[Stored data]
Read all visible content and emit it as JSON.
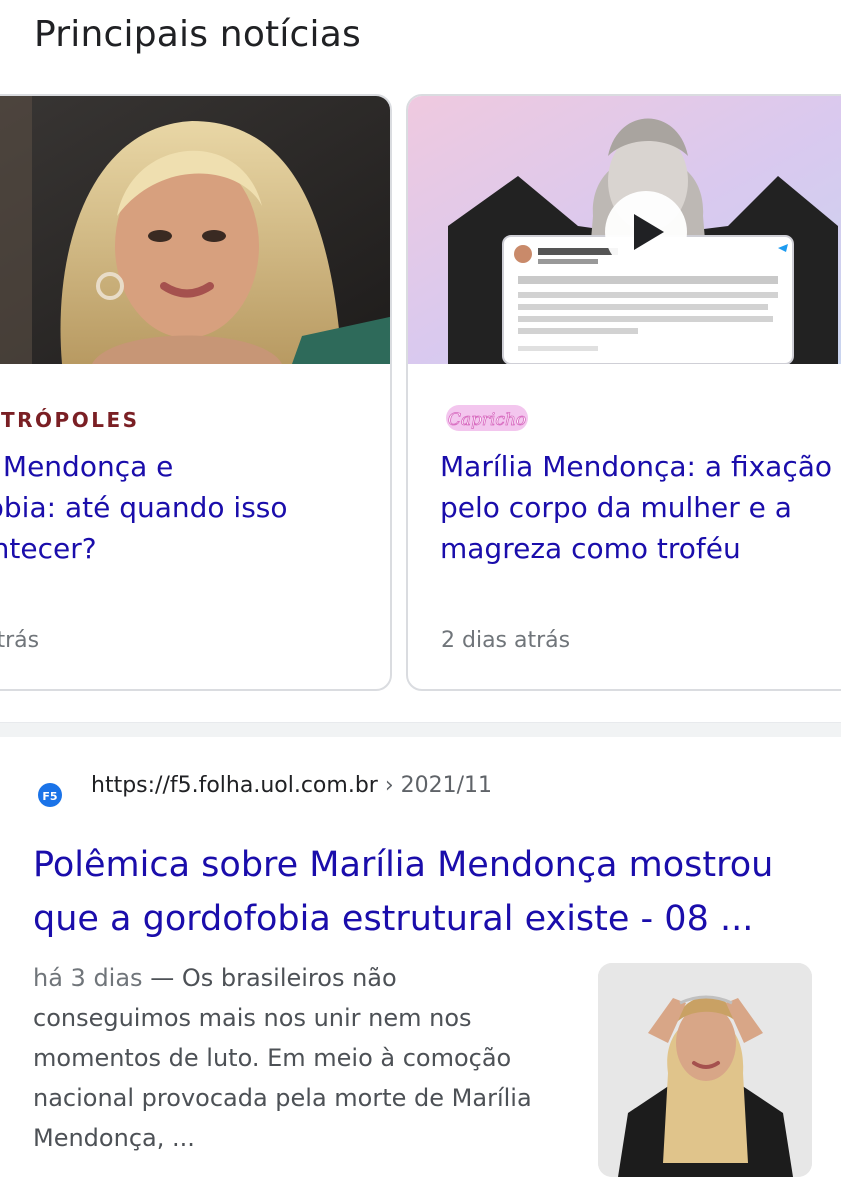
{
  "top_stories": {
    "title": "Principais notícias",
    "cards": [
      {
        "source": "TRÓPOLES",
        "headline_lines": [
          "rília Mendonça e",
          "dofobia: até quando isso",
          "acontecer?"
        ],
        "time": "ras atrás"
      },
      {
        "source_logo_icon": "capricho-logo",
        "headline_lines": [
          "Marília Mendonça: a fixação",
          "pelo corpo da mulher e a",
          "magreza como troféu"
        ],
        "time": "2 dias atrás",
        "has_video": true
      }
    ]
  },
  "result": {
    "favicon_icon": "f5-favicon",
    "url": "https://f5.folha.uol.com.br",
    "breadcrumb": " › 2021/11",
    "title_lines": [
      "Polêmica sobre Marília Mendonça mostrou",
      "que a gordofobia estrutural existe - 08 ..."
    ],
    "snippet_date": "há 3 dias",
    "snippet_lines": [
      " — Os brasileiros não",
      "conseguimos mais nos unir nem nos",
      "momentos de luto. Em meio à comoção",
      "nacional provocada pela morte de Marília",
      "Mendonça, ..."
    ]
  },
  "colors": {
    "link": "#1a0dab",
    "metropoles_red": "#7a1f24",
    "capricho_pink": "#e070c8",
    "f5_blue": "#1a73e8"
  }
}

- [WHAT TO WORK ON] Print the records above exactly as they stand, but leave out the pictures.

- [SOLUTION FOR THIS TASK]
Read all visible content and emit it as JSON.
{
  "top_stories": {
    "title": "Principais notícias",
    "cards": [
      {
        "source": "TRÓPOLES",
        "headline_lines": [
          "rília Mendonça e",
          "dofobia: até quando isso",
          "acontecer?"
        ],
        "time": "ras atrás"
      },
      {
        "source_logo_icon": "capricho-logo",
        "headline_lines": [
          "Marília Mendonça: a fixação",
          "pelo corpo da mulher e a",
          "magreza como troféu"
        ],
        "time": "2 dias atrás",
        "has_video": true
      }
    ]
  },
  "result": {
    "favicon_icon": "f5-favicon",
    "url": "https://f5.folha.uol.com.br",
    "breadcrumb": " › 2021/11",
    "title_lines": [
      "Polêmica sobre Marília Mendonça mostrou",
      "que a gordofobia estrutural existe - 08 ..."
    ],
    "snippet_date": "há 3 dias",
    "snippet_lines": [
      " — Os brasileiros não",
      "conseguimos mais nos unir nem nos",
      "momentos de luto. Em meio à comoção",
      "nacional provocada pela morte de Marília",
      "Mendonça, ..."
    ]
  },
  "colors": {
    "link": "#1a0dab",
    "metropoles_red": "#7a1f24",
    "capricho_pink": "#e070c8",
    "f5_blue": "#1a73e8"
  }
}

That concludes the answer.